▶ Problem details: Gather all lines in the records below that include the word "Show".

(Data records)
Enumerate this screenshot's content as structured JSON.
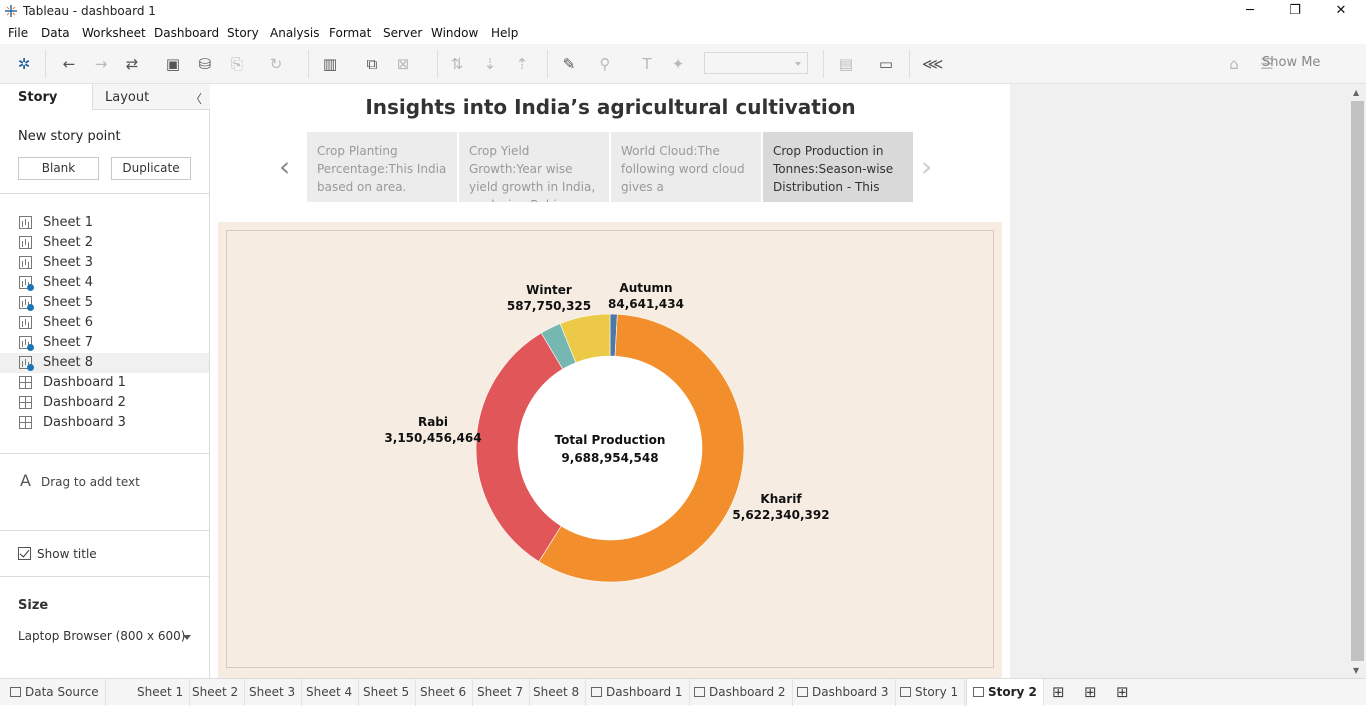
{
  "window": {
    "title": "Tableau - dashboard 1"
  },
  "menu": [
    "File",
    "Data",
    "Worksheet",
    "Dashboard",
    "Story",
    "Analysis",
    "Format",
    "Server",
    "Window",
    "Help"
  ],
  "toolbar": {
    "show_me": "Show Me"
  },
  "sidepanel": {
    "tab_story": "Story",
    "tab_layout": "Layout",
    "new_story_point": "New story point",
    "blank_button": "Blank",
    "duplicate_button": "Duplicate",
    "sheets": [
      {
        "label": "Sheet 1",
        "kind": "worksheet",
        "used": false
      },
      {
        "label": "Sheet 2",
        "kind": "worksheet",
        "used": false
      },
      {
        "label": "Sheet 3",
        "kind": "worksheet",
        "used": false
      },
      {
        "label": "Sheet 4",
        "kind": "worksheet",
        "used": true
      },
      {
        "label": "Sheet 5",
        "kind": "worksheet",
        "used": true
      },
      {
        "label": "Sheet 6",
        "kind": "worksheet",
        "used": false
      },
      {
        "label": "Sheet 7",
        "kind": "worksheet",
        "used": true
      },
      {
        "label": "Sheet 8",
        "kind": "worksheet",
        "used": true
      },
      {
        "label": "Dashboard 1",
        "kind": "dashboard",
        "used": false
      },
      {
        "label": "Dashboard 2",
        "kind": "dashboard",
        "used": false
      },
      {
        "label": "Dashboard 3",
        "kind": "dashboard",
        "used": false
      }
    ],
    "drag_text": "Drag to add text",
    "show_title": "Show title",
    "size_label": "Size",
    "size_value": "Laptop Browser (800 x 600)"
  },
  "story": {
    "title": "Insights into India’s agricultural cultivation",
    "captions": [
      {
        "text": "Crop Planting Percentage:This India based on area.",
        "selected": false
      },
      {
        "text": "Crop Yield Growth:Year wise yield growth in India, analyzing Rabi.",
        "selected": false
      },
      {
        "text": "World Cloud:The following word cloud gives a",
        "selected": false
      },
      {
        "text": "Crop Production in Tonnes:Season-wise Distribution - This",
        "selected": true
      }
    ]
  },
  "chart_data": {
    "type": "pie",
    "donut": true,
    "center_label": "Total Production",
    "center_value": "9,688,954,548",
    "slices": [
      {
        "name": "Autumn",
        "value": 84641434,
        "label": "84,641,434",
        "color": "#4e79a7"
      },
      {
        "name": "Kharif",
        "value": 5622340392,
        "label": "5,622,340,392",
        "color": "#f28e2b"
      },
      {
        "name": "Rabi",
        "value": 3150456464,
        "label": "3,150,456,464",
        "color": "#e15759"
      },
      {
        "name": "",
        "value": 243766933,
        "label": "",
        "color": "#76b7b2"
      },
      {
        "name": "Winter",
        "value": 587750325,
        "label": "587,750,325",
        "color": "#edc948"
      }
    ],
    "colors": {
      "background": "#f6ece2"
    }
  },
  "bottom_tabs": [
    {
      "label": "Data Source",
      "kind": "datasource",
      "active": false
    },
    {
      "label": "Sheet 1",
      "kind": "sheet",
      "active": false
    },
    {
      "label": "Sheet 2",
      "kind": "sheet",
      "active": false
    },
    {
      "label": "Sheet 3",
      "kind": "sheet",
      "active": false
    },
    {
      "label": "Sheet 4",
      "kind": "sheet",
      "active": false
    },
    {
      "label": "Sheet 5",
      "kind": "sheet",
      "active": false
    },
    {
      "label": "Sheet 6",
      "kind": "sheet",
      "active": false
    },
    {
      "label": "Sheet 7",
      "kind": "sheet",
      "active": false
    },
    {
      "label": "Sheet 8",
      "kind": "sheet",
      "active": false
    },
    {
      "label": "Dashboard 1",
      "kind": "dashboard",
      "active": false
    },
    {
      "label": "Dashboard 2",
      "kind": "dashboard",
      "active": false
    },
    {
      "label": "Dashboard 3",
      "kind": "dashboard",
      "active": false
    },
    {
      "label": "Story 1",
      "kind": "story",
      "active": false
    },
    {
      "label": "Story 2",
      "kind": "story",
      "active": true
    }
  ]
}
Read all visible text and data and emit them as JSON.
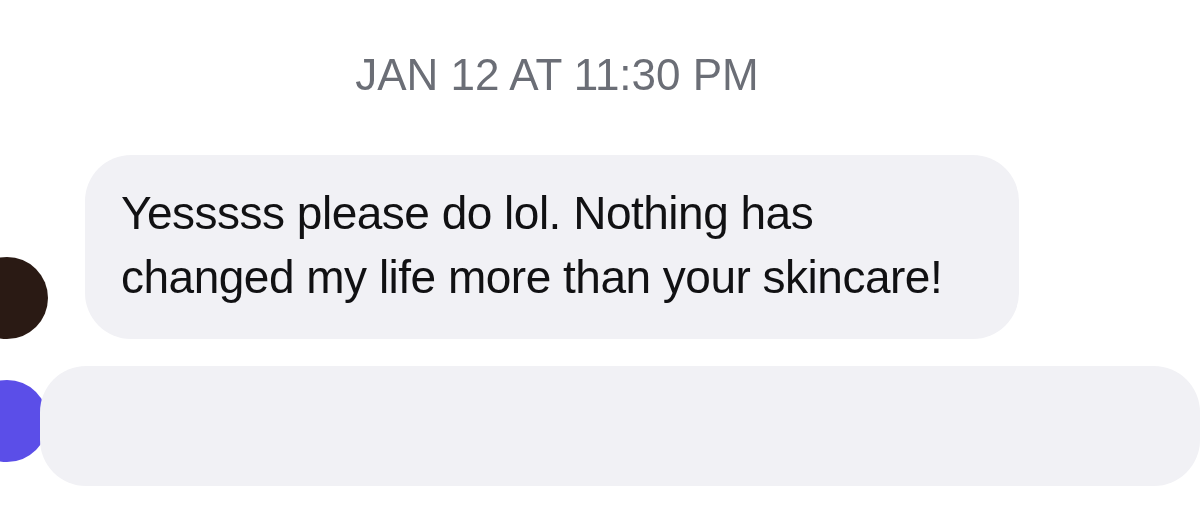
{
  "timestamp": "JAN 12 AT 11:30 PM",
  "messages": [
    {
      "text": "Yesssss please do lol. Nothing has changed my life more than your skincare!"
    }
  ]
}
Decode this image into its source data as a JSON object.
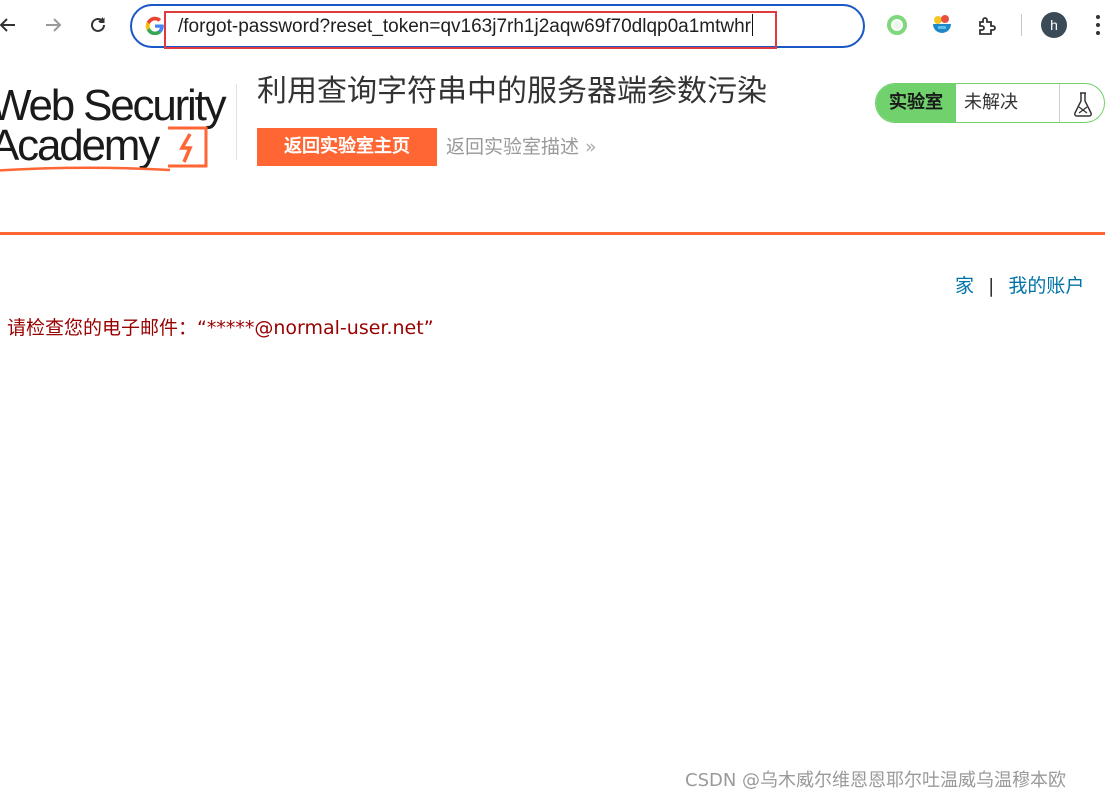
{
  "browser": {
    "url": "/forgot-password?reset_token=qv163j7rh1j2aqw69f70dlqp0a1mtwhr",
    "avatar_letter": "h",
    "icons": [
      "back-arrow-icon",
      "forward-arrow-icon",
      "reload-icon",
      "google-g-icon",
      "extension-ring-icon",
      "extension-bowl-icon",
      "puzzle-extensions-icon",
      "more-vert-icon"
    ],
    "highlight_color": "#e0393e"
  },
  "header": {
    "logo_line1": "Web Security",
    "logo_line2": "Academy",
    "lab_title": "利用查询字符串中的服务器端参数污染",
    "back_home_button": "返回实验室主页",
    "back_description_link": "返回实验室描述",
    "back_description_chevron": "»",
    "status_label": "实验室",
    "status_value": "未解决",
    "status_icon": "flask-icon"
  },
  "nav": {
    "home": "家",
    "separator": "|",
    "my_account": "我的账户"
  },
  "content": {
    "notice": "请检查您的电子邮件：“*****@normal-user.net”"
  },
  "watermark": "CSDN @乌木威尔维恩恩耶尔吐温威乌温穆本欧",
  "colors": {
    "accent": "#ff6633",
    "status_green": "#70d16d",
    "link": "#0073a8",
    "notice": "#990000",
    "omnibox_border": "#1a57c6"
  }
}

---

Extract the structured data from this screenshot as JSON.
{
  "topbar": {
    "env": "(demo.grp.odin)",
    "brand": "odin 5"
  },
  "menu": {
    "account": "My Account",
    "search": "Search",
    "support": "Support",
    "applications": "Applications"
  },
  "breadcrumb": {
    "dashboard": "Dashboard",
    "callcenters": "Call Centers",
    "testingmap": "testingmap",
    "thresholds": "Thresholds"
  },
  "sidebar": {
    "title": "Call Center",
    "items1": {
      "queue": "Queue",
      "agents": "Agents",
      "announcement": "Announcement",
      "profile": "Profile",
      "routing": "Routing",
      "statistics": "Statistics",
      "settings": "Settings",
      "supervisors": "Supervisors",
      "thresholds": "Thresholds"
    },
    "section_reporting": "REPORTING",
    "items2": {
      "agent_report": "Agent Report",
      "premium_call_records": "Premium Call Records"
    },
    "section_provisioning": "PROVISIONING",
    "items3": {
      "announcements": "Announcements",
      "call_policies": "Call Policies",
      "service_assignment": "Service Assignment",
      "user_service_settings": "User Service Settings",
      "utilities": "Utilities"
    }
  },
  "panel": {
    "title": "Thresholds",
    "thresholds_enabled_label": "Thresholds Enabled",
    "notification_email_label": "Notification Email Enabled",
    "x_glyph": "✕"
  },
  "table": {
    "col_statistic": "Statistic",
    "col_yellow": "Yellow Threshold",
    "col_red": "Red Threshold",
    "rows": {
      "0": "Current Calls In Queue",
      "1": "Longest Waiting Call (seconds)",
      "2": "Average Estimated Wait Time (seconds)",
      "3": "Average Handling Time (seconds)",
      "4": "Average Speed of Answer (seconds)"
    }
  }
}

▶ Full solution:
    "show_me": "Show Me"
    "show_title": "Show title",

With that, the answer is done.